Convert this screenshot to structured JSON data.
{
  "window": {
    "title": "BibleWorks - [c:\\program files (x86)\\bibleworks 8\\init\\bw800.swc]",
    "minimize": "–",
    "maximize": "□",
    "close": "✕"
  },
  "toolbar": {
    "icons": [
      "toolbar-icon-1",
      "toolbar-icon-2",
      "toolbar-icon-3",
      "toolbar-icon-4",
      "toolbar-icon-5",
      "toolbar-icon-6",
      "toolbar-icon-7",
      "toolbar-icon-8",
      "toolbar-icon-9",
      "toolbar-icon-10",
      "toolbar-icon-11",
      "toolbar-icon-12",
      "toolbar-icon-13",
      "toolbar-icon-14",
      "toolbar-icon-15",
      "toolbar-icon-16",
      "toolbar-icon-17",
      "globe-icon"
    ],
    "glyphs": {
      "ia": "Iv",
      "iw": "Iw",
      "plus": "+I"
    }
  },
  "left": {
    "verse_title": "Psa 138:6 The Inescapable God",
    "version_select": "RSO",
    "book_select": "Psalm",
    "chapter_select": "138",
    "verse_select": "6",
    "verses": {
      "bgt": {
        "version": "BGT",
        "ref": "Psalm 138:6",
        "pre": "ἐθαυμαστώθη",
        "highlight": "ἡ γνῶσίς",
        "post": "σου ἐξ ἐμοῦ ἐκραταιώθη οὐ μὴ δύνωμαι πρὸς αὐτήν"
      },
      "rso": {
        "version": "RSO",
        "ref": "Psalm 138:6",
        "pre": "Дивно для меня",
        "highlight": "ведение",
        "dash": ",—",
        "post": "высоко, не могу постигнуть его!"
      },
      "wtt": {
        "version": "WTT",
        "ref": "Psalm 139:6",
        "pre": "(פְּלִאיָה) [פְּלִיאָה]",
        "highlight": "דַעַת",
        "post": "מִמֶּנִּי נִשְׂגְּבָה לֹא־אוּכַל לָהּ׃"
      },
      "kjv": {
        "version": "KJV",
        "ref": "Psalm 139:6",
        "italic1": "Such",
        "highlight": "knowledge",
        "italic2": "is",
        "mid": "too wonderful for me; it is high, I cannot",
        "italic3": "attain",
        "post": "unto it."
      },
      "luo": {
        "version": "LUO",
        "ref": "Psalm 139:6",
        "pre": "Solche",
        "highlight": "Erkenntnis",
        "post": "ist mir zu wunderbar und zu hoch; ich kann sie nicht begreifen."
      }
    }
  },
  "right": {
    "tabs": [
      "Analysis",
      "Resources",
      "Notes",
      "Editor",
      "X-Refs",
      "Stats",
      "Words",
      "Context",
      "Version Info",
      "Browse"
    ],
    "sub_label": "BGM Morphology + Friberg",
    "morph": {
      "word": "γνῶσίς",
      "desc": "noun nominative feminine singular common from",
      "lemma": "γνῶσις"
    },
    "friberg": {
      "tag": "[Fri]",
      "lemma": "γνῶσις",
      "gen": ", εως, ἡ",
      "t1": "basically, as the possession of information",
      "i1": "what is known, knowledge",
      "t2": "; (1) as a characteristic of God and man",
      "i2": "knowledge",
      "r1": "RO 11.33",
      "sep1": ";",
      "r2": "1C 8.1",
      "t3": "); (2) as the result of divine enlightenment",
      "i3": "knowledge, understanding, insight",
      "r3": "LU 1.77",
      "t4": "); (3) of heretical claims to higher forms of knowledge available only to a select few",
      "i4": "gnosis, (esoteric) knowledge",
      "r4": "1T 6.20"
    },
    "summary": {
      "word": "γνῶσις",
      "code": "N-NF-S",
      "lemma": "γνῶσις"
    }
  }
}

********

(GIVEN PROBLEM) Where a line above contains the word "highlight", copy that line.

(EXERCISE ANSWER)
        "highlight": "ἡ γνῶσίς",
        "highlight": "ведение",
        "highlight": "דַעַת",
        "highlight": "knowledge",
        "highlight": "Erkenntnis",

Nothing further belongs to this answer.